[TEXT]
My employers are wanting to put me on FMLA while out on workers comp. Is there anything I should be looking out for? Is this in my best interest or theirs?
The fact that they are so eager to get me on it makes me scratch my head.
• Massachusetts Worker's Compensation - Quick facts about worker's compensation law, benefits and lawyer fees.
• Massachusetts Worker's Compensation Resources - Links and resources for injured workers.
My employers are wanting to put me on FMLA while out on workers comp. Is there anything I should be looking out for? Is this in my best interest or theirs?
The fact that they are so eager to get me on it makes me scratch my head.
it's the law.
they can't terminate you until 12 weeks from the time your out. sounds like they are anxious for the clock to start.
A good decent employer doesn't put their IW on FMLA. They do whatever they have to do keep the job available for the IW to return to when they are able to do so. An employer looking for an easy way to cut the IW loose after 12 weeks is a slime ball employer that uses the FMLA law to get rid of the IW within 12 weeks.
Like sh says sounds like your employer is anxious to see you gone. I'd start networking to find a new position asap.
beachgirl
FMLA/WC/ADA/EEOC rules can be confusing where there is potential for overlap.
While the ER is permitted to run the WC leave concurrently with FMLA, you must have written notification of your eligiblity... FMLA provides job protection for up to 12 weeks/ per annum. Though don't know what the 'annum' dates are... based on your hire date no doubt.

[OBJECTIVES]
(A) Answer from the FMLA thread:
(i) For how many weeks per year does FMLA provide job protection?
(ii) What does the reply signed "beachgirl" advise starting as soon as possible?
(iii) What must the employee have before the employer runs workers' comp leave concurrently with FMLA?
(B) Continue the FMLA thread from its final sentence.
The records have no part in this work.

[GIVEN INFORMATION]
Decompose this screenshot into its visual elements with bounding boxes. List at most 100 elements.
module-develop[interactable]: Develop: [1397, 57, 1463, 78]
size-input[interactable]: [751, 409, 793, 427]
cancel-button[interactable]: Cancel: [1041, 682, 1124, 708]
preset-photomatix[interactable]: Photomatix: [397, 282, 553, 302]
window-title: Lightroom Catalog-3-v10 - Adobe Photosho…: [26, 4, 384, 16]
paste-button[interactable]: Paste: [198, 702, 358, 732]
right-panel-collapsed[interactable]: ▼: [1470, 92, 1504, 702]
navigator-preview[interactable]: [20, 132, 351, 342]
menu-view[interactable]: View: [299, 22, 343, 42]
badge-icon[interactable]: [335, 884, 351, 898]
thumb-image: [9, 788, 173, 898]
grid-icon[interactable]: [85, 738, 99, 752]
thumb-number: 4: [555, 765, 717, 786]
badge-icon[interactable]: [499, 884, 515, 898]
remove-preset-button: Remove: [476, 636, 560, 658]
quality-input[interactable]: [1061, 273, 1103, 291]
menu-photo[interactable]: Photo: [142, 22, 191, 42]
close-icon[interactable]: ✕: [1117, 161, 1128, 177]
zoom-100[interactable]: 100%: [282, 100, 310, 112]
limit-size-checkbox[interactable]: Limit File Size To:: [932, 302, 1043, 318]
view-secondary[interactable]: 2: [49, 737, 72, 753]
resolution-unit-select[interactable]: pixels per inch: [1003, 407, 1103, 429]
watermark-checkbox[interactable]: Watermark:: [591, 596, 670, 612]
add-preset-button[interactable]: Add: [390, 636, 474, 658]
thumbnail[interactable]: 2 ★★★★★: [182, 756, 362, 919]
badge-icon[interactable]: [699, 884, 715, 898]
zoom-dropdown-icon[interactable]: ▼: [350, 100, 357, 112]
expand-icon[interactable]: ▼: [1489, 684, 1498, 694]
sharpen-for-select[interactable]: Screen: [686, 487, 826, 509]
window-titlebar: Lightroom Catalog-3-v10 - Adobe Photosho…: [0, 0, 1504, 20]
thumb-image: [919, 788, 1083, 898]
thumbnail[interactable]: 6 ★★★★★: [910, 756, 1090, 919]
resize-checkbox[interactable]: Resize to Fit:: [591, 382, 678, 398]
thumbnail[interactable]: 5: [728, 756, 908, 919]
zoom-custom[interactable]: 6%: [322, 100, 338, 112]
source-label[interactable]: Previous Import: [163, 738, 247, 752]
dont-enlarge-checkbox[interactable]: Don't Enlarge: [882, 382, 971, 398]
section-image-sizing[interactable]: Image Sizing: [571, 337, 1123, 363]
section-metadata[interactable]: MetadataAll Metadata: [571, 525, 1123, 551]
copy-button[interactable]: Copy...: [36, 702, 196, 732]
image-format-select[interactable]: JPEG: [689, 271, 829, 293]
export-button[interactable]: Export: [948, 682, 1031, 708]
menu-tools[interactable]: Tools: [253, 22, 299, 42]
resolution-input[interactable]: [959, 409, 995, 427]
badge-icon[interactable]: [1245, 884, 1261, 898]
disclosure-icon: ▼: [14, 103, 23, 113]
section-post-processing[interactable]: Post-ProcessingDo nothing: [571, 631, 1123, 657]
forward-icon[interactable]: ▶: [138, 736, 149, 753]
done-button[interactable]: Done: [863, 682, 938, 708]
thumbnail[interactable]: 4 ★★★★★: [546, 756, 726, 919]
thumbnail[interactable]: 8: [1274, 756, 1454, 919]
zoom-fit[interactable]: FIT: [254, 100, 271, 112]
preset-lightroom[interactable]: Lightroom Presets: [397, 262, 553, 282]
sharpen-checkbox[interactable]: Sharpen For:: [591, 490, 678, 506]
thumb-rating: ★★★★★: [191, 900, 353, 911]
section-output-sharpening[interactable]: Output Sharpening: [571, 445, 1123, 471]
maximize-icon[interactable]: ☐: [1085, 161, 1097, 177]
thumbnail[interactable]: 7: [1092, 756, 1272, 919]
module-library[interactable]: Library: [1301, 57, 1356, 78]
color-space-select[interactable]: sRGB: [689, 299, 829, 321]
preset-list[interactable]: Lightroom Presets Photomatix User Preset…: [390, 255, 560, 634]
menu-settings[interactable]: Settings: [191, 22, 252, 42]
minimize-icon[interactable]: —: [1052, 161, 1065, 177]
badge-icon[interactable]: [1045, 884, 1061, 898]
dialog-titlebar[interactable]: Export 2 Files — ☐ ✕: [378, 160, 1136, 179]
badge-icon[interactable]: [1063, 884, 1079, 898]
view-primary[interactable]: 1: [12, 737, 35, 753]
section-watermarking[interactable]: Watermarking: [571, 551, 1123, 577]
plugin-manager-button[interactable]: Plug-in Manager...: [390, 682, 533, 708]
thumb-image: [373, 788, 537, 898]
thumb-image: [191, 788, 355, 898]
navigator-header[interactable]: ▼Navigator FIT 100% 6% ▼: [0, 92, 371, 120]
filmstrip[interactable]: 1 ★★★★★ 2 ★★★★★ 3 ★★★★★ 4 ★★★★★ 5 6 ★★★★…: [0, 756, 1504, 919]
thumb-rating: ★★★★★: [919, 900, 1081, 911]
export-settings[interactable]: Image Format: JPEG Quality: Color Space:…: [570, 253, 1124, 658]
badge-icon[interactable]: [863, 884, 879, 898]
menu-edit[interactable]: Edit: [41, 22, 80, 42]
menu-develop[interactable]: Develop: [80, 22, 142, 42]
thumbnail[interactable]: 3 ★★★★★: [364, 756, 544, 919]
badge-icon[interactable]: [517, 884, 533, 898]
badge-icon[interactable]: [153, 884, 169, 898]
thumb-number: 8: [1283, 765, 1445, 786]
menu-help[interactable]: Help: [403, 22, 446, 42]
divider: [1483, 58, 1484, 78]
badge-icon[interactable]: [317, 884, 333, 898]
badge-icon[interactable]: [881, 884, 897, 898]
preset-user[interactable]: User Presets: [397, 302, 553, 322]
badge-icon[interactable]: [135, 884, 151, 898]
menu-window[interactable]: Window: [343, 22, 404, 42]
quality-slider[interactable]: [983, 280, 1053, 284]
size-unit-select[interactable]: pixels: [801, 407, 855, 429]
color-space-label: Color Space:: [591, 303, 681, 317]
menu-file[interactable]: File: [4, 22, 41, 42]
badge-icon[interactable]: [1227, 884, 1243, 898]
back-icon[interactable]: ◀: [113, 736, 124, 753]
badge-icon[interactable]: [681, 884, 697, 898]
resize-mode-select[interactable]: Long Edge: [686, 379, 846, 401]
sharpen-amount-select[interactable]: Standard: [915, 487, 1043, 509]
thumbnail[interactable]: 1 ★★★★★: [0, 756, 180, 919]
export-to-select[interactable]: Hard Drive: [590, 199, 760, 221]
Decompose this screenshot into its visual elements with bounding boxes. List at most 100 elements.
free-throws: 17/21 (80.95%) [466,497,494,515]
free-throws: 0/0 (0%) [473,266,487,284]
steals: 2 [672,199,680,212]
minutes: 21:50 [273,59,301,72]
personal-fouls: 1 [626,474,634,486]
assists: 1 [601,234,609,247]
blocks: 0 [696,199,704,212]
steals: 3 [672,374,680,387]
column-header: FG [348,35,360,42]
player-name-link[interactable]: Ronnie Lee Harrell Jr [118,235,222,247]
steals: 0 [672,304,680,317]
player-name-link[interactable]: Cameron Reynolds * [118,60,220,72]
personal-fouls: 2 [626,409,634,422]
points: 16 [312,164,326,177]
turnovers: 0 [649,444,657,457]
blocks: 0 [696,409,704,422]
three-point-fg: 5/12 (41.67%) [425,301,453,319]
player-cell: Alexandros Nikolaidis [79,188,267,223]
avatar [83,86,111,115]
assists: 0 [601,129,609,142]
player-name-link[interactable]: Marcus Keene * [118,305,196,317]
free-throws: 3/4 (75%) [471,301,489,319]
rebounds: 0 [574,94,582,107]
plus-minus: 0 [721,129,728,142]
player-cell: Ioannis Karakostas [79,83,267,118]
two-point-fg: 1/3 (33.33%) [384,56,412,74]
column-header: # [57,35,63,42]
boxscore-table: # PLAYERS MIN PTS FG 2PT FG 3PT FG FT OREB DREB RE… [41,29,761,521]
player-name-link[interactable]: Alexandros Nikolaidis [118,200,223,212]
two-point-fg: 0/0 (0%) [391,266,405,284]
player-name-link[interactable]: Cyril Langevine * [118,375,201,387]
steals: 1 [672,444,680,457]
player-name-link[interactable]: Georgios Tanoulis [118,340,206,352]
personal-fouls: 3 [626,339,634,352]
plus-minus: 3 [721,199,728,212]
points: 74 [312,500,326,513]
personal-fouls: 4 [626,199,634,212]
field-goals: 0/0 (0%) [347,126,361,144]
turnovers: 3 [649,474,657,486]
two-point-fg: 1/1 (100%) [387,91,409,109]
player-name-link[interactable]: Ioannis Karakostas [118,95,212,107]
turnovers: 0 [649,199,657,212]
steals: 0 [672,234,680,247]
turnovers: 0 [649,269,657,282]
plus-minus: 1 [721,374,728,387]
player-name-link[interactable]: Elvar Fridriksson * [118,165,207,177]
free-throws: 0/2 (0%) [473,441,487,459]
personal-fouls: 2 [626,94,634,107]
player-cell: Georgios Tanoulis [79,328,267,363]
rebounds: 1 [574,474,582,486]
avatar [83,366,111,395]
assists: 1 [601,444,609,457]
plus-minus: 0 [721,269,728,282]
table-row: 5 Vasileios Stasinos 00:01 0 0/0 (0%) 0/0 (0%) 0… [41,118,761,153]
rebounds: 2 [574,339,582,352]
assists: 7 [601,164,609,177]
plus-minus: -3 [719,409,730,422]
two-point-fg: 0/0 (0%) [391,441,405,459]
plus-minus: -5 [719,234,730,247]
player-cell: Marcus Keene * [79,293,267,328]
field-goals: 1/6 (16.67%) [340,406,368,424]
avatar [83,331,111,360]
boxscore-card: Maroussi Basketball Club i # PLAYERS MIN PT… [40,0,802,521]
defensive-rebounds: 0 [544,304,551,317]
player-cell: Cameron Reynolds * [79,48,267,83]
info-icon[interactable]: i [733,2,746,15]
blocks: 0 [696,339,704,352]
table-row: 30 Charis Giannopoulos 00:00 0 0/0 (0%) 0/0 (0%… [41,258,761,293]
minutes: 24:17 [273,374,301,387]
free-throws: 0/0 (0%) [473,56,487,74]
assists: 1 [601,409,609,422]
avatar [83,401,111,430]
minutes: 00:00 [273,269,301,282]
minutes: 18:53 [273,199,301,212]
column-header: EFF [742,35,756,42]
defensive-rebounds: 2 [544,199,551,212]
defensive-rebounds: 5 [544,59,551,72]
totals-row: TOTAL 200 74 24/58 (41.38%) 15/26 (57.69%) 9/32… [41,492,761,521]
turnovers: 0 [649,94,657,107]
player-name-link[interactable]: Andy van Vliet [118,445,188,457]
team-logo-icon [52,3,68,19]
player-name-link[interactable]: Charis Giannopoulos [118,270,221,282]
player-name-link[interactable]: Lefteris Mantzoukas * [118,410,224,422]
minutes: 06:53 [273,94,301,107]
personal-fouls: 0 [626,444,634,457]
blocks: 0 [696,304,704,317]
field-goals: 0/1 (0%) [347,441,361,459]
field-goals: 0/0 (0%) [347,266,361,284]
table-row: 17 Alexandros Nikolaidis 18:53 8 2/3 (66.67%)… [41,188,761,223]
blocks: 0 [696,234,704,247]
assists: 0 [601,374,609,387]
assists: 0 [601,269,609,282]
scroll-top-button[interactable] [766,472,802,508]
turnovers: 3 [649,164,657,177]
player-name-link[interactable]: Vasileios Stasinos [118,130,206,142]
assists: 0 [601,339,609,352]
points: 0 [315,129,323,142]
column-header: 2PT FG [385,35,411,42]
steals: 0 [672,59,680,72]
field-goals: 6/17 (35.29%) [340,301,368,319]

[RESPONSES TO THE TASKS]
(A)
(i) Up to 12 weeks.
(ii) Networking to find a new position.
(iii) Written notification of eligibility.

(B)
Under FMLA, the ER is required to return you to your job, and continue any ER provided benefits, including health care, and pay those premiums during the FMLA qualifying leave.
Depending on your qulifying dates of service, you could conceivable have 24 weeks of FMLA in the year. Not a bad benefit for EE/IW's.
While the above information is for ER's, it gives an idea for EE/IW on what the ER's are required to do. http://www.ppspublishers.com/article...r%20the%20FMLA2. When is a WC injury covered under the FMLA?
If the employee is eligible for leave under the FMLA and the injury is considered a "serious health condition," the WC leave should be treated under the FMLA. The FMLA defines serious health condition broadly to include any "illness, injury, impairment, or physical or mental condition that involves" either inpatient care or continuing treatment by a health care provider. The statute does not distinguish between work-related and nonwork-related injuries. Thus, any on-the-job injury that requires an employee to take leave to seek inpatient care or continuing treatment likely will be covered by the FMLA.
Accordingly, whenever an employee is injured on the job and needs time off to recover, the employer immediately should determine if the employee also is eligible for leave under the FMLA. If the employee is eligible for FMLA leave, the employer should notify the employee in writing that the leave is covered under the FMLA so that the leave time may be counted against the employee’s 12-week FMLA entitlement. If the employer does not run the WC leave concurrently with the FMLA leave, the employee may still have the full 12-week FMLA entitlement available to use after the WC leave.
Thanks.
I tend to think they are not slimeballing me, but covering their own butts.
However, I have been out for nearly 3 weeks now and just yesterday I had the meeting with my boss who handed me the FMLA papers. In it, it said that "I" had requested to use the FMLA on my last day worked. Therefor the clock has been ticking. I am wondering how hard I should push the fact that the law states it can only start once the paperwork is done?
The pinch is: if they are trying to help me and secure my job by getting me on the FMLA, am I stirring things up by fighting over 3 weeks? Or should my argument be that I don't feel right going against what the law dictates?
there is no law against retroactive start date.
wanna post the link you base that on ? It's easy enough to make the statement... show us please.
FMLA can't start until the EE is notified in writing of the eligibility of leave.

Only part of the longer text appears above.